Task requirements >> Any picture among the records should be left out, please; retype the rest exactly.

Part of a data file
----

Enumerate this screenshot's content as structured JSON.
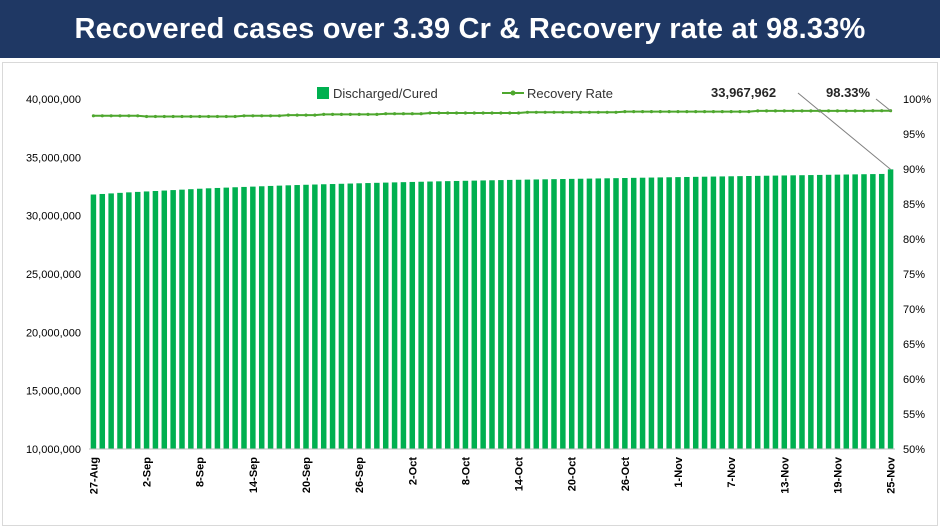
{
  "header": {
    "title": "Recovered cases over 3.39 Cr & Recovery rate at 98.33%"
  },
  "colors": {
    "banner": "#1f3864",
    "bar": "#00b050",
    "line": "#4ea72e"
  },
  "chart_data": {
    "type": "bar",
    "title": "",
    "xlabel": "",
    "ylabel": "",
    "y2label": "",
    "ylim": [
      10000000,
      40000000
    ],
    "y2lim": [
      50,
      100
    ],
    "y_ticks": [
      "10,000,000",
      "15,000,000",
      "20,000,000",
      "25,000,000",
      "30,000,000",
      "35,000,000",
      "40,000,000"
    ],
    "y2_ticks": [
      "50%",
      "55%",
      "60%",
      "65%",
      "70%",
      "75%",
      "80%",
      "85%",
      "90%",
      "95%",
      "100%"
    ],
    "x_tick_labels": [
      "27-Aug",
      "2-Sep",
      "8-Sep",
      "14-Sep",
      "20-Sep",
      "26-Sep",
      "2-Oct",
      "8-Oct",
      "14-Oct",
      "20-Oct",
      "26-Oct",
      "1-Nov",
      "7-Nov",
      "13-Nov",
      "19-Nov",
      "25-Nov"
    ],
    "grid": false,
    "legend_position": "top",
    "x": [
      "27-Aug",
      "28-Aug",
      "29-Aug",
      "30-Aug",
      "31-Aug",
      "1-Sep",
      "2-Sep",
      "3-Sep",
      "4-Sep",
      "5-Sep",
      "6-Sep",
      "7-Sep",
      "8-Sep",
      "9-Sep",
      "10-Sep",
      "11-Sep",
      "12-Sep",
      "13-Sep",
      "14-Sep",
      "15-Sep",
      "16-Sep",
      "17-Sep",
      "18-Sep",
      "19-Sep",
      "20-Sep",
      "21-Sep",
      "22-Sep",
      "23-Sep",
      "24-Sep",
      "25-Sep",
      "26-Sep",
      "27-Sep",
      "28-Sep",
      "29-Sep",
      "30-Sep",
      "1-Oct",
      "2-Oct",
      "3-Oct",
      "4-Oct",
      "5-Oct",
      "6-Oct",
      "7-Oct",
      "8-Oct",
      "9-Oct",
      "10-Oct",
      "11-Oct",
      "12-Oct",
      "13-Oct",
      "14-Oct",
      "15-Oct",
      "16-Oct",
      "17-Oct",
      "18-Oct",
      "19-Oct",
      "20-Oct",
      "21-Oct",
      "22-Oct",
      "23-Oct",
      "24-Oct",
      "25-Oct",
      "26-Oct",
      "27-Oct",
      "28-Oct",
      "29-Oct",
      "30-Oct",
      "31-Oct",
      "1-Nov",
      "2-Nov",
      "3-Nov",
      "4-Nov",
      "5-Nov",
      "6-Nov",
      "7-Nov",
      "8-Nov",
      "9-Nov",
      "10-Nov",
      "11-Nov",
      "12-Nov",
      "13-Nov",
      "14-Nov",
      "15-Nov",
      "16-Nov",
      "17-Nov",
      "18-Nov",
      "19-Nov",
      "20-Nov",
      "21-Nov",
      "22-Nov",
      "23-Nov",
      "24-Nov",
      "25-Nov"
    ],
    "series": [
      {
        "name": "Discharged/Cured",
        "axis": "left",
        "type": "bar",
        "values": [
          31813000,
          31860000,
          31908000,
          31955000,
          31998000,
          32037000,
          32076000,
          32115000,
          32153000,
          32193000,
          32230000,
          32270000,
          32310000,
          32345000,
          32375000,
          32405000,
          32435000,
          32463000,
          32490000,
          32520000,
          32548000,
          32575000,
          32600000,
          32625000,
          32648000,
          32670000,
          32692000,
          32712000,
          32733000,
          32754000,
          32775000,
          32795000,
          32815000,
          32834000,
          32853000,
          32872000,
          32891000,
          32908000,
          32925000,
          32942000,
          32959000,
          32975000,
          32990000,
          33005000,
          33020000,
          33035000,
          33050000,
          33064000,
          33078000,
          33091000,
          33104000,
          33117000,
          33130000,
          33142000,
          33154000,
          33166000,
          33178000,
          33190000,
          33202000,
          33215000,
          33228000,
          33241000,
          33254000,
          33267000,
          33280000,
          33292000,
          33304000,
          33316000,
          33328000,
          33340000,
          33352000,
          33364000,
          33376000,
          33388000,
          33400000,
          33412000,
          33424000,
          33435000,
          33446000,
          33457000,
          33468000,
          33480000,
          33492000,
          33504000,
          33516000,
          33528000,
          33540000,
          33552000,
          33564000,
          33576000,
          33967962
        ]
      },
      {
        "name": "Recovery Rate",
        "axis": "right",
        "type": "line",
        "values": [
          97.6,
          97.6,
          97.6,
          97.6,
          97.6,
          97.6,
          97.5,
          97.5,
          97.5,
          97.5,
          97.5,
          97.5,
          97.5,
          97.5,
          97.5,
          97.5,
          97.5,
          97.6,
          97.6,
          97.6,
          97.6,
          97.6,
          97.7,
          97.7,
          97.7,
          97.7,
          97.8,
          97.8,
          97.8,
          97.8,
          97.8,
          97.8,
          97.8,
          97.9,
          97.9,
          97.9,
          97.9,
          97.9,
          98.0,
          98.0,
          98.0,
          98.0,
          98.0,
          98.0,
          98.0,
          98.0,
          98.0,
          98.0,
          98.0,
          98.1,
          98.1,
          98.1,
          98.1,
          98.1,
          98.1,
          98.1,
          98.1,
          98.1,
          98.1,
          98.1,
          98.2,
          98.2,
          98.2,
          98.2,
          98.2,
          98.2,
          98.2,
          98.2,
          98.2,
          98.2,
          98.2,
          98.2,
          98.2,
          98.2,
          98.2,
          98.3,
          98.3,
          98.3,
          98.3,
          98.3,
          98.3,
          98.3,
          98.3,
          98.3,
          98.3,
          98.3,
          98.3,
          98.3,
          98.33,
          98.33,
          98.33
        ]
      }
    ],
    "annotations": [
      {
        "text": "33,967,962",
        "target": "Discharged/Cured",
        "point": "last"
      },
      {
        "text": "98.33%",
        "target": "Recovery Rate",
        "point": "last"
      }
    ]
  }
}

----

Result of this exercise >>
Enumerate this screenshot's content as structured JSON.
{
  "header": {
    "title": "Recovered cases over 3.39 Cr & Recovery rate at 98.33%"
  },
  "colors": {
    "banner": "#1f3864",
    "bar": "#00b050",
    "line": "#4ea72e"
  },
  "chart_data": {
    "type": "bar",
    "title": "",
    "xlabel": "",
    "ylabel": "",
    "y2label": "",
    "ylim": [
      10000000,
      40000000
    ],
    "y2lim": [
      50,
      100
    ],
    "y_ticks": [
      "10,000,000",
      "15,000,000",
      "20,000,000",
      "25,000,000",
      "30,000,000",
      "35,000,000",
      "40,000,000"
    ],
    "y2_ticks": [
      "50%",
      "55%",
      "60%",
      "65%",
      "70%",
      "75%",
      "80%",
      "85%",
      "90%",
      "95%",
      "100%"
    ],
    "x_tick_labels": [
      "27-Aug",
      "2-Sep",
      "8-Sep",
      "14-Sep",
      "20-Sep",
      "26-Sep",
      "2-Oct",
      "8-Oct",
      "14-Oct",
      "20-Oct",
      "26-Oct",
      "1-Nov",
      "7-Nov",
      "13-Nov",
      "19-Nov",
      "25-Nov"
    ],
    "grid": false,
    "legend_position": "top",
    "x": [
      "27-Aug",
      "28-Aug",
      "29-Aug",
      "30-Aug",
      "31-Aug",
      "1-Sep",
      "2-Sep",
      "3-Sep",
      "4-Sep",
      "5-Sep",
      "6-Sep",
      "7-Sep",
      "8-Sep",
      "9-Sep",
      "10-Sep",
      "11-Sep",
      "12-Sep",
      "13-Sep",
      "14-Sep",
      "15-Sep",
      "16-Sep",
      "17-Sep",
      "18-Sep",
      "19-Sep",
      "20-Sep",
      "21-Sep",
      "22-Sep",
      "23-Sep",
      "24-Sep",
      "25-Sep",
      "26-Sep",
      "27-Sep",
      "28-Sep",
      "29-Sep",
      "30-Sep",
      "1-Oct",
      "2-Oct",
      "3-Oct",
      "4-Oct",
      "5-Oct",
      "6-Oct",
      "7-Oct",
      "8-Oct",
      "9-Oct",
      "10-Oct",
      "11-Oct",
      "12-Oct",
      "13-Oct",
      "14-Oct",
      "15-Oct",
      "16-Oct",
      "17-Oct",
      "18-Oct",
      "19-Oct",
      "20-Oct",
      "21-Oct",
      "22-Oct",
      "23-Oct",
      "24-Oct",
      "25-Oct",
      "26-Oct",
      "27-Oct",
      "28-Oct",
      "29-Oct",
      "30-Oct",
      "31-Oct",
      "1-Nov",
      "2-Nov",
      "3-Nov",
      "4-Nov",
      "5-Nov",
      "6-Nov",
      "7-Nov",
      "8-Nov",
      "9-Nov",
      "10-Nov",
      "11-Nov",
      "12-Nov",
      "13-Nov",
      "14-Nov",
      "15-Nov",
      "16-Nov",
      "17-Nov",
      "18-Nov",
      "19-Nov",
      "20-Nov",
      "21-Nov",
      "22-Nov",
      "23-Nov",
      "24-Nov",
      "25-Nov"
    ],
    "series": [
      {
        "name": "Discharged/Cured",
        "axis": "left",
        "type": "bar",
        "values": [
          31813000,
          31860000,
          31908000,
          31955000,
          31998000,
          32037000,
          32076000,
          32115000,
          32153000,
          32193000,
          32230000,
          32270000,
          32310000,
          32345000,
          32375000,
          32405000,
          32435000,
          32463000,
          32490000,
          32520000,
          32548000,
          32575000,
          32600000,
          32625000,
          32648000,
          32670000,
          32692000,
          32712000,
          32733000,
          32754000,
          32775000,
          32795000,
          32815000,
          32834000,
          32853000,
          32872000,
          32891000,
          32908000,
          32925000,
          32942000,
          32959000,
          32975000,
          32990000,
          33005000,
          33020000,
          33035000,
          33050000,
          33064000,
          33078000,
          33091000,
          33104000,
          33117000,
          33130000,
          33142000,
          33154000,
          33166000,
          33178000,
          33190000,
          33202000,
          33215000,
          33228000,
          33241000,
          33254000,
          33267000,
          33280000,
          33292000,
          33304000,
          33316000,
          33328000,
          33340000,
          33352000,
          33364000,
          33376000,
          33388000,
          33400000,
          33412000,
          33424000,
          33435000,
          33446000,
          33457000,
          33468000,
          33480000,
          33492000,
          33504000,
          33516000,
          33528000,
          33540000,
          33552000,
          33564000,
          33576000,
          33967962
        ]
      },
      {
        "name": "Recovery Rate",
        "axis": "right",
        "type": "line",
        "values": [
          97.6,
          97.6,
          97.6,
          97.6,
          97.6,
          97.6,
          97.5,
          97.5,
          97.5,
          97.5,
          97.5,
          97.5,
          97.5,
          97.5,
          97.5,
          97.5,
          97.5,
          97.6,
          97.6,
          97.6,
          97.6,
          97.6,
          97.7,
          97.7,
          97.7,
          97.7,
          97.8,
          97.8,
          97.8,
          97.8,
          97.8,
          97.8,
          97.8,
          97.9,
          97.9,
          97.9,
          97.9,
          97.9,
          98.0,
          98.0,
          98.0,
          98.0,
          98.0,
          98.0,
          98.0,
          98.0,
          98.0,
          98.0,
          98.0,
          98.1,
          98.1,
          98.1,
          98.1,
          98.1,
          98.1,
          98.1,
          98.1,
          98.1,
          98.1,
          98.1,
          98.2,
          98.2,
          98.2,
          98.2,
          98.2,
          98.2,
          98.2,
          98.2,
          98.2,
          98.2,
          98.2,
          98.2,
          98.2,
          98.2,
          98.2,
          98.3,
          98.3,
          98.3,
          98.3,
          98.3,
          98.3,
          98.3,
          98.3,
          98.3,
          98.3,
          98.3,
          98.3,
          98.3,
          98.33,
          98.33,
          98.33
        ]
      }
    ],
    "annotations": [
      {
        "text": "33,967,962",
        "target": "Discharged/Cured",
        "point": "last"
      },
      {
        "text": "98.33%",
        "target": "Recovery Rate",
        "point": "last"
      }
    ]
  }
}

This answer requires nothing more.